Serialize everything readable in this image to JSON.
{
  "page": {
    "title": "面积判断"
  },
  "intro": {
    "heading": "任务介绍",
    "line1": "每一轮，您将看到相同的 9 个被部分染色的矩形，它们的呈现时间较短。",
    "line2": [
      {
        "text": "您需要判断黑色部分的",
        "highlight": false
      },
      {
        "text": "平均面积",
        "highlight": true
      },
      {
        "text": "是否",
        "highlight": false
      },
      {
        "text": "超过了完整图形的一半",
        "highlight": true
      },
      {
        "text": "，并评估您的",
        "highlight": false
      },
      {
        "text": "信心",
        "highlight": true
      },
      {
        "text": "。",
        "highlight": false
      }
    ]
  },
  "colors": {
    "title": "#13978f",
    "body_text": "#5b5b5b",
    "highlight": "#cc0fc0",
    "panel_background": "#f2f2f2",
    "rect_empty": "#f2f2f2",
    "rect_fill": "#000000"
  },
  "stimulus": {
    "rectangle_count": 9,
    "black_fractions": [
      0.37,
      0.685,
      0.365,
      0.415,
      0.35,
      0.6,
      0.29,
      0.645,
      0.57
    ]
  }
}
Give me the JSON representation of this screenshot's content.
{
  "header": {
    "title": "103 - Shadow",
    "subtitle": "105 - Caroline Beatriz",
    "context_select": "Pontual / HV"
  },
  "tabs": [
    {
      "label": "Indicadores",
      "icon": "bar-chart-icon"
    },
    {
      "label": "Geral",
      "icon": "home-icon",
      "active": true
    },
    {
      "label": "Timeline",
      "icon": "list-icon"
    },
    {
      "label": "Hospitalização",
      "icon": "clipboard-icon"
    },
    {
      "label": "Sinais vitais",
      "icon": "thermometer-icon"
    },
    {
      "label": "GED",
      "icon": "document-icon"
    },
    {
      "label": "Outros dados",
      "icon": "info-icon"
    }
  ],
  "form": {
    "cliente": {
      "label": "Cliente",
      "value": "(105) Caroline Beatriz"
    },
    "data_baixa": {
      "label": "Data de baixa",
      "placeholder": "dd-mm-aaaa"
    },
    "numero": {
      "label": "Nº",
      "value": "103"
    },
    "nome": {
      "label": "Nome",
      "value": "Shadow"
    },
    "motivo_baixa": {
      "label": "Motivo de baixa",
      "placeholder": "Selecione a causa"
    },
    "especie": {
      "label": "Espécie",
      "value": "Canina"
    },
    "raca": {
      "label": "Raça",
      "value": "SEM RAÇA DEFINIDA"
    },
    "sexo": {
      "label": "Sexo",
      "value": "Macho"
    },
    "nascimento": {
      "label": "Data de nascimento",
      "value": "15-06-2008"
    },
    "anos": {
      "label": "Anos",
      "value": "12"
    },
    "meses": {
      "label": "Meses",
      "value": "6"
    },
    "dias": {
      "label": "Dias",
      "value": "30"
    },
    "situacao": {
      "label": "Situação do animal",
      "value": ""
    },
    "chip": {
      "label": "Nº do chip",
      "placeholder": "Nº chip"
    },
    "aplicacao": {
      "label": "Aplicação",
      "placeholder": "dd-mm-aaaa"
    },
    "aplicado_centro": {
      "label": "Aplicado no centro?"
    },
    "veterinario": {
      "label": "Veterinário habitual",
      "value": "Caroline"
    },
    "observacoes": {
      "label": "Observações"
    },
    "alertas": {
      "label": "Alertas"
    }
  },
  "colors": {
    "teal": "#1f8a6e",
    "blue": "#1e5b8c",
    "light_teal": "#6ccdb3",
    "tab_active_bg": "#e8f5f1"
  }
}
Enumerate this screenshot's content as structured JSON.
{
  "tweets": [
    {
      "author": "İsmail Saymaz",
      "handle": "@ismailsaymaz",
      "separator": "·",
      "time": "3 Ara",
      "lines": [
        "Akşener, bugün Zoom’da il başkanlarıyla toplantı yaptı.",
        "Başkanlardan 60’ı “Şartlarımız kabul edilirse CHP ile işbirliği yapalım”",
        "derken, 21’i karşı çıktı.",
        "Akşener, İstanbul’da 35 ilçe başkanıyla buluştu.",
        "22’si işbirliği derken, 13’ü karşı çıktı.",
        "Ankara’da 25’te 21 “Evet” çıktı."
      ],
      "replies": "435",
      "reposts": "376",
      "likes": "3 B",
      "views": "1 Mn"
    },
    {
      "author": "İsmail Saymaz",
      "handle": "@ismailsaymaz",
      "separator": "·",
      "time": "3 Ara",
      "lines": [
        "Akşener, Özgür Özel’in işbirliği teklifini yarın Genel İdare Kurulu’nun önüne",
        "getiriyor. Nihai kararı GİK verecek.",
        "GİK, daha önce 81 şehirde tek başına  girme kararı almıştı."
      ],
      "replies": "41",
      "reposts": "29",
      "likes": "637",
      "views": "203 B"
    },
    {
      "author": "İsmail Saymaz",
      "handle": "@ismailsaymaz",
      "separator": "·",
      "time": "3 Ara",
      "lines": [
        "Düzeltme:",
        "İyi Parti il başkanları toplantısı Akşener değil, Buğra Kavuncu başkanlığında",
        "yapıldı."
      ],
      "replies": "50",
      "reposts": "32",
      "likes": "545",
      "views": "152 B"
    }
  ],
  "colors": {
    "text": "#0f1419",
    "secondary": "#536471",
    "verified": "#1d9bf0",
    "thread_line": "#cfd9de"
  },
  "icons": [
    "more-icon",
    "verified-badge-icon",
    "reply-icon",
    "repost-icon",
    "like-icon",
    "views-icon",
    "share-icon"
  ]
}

Work to be completed: Show the lines of the data that hold the word "screenshot".

Answer to this exercise:
Give me the JSON representation of this screenshot's content.
Enumerate this screenshot's content as structured JSON.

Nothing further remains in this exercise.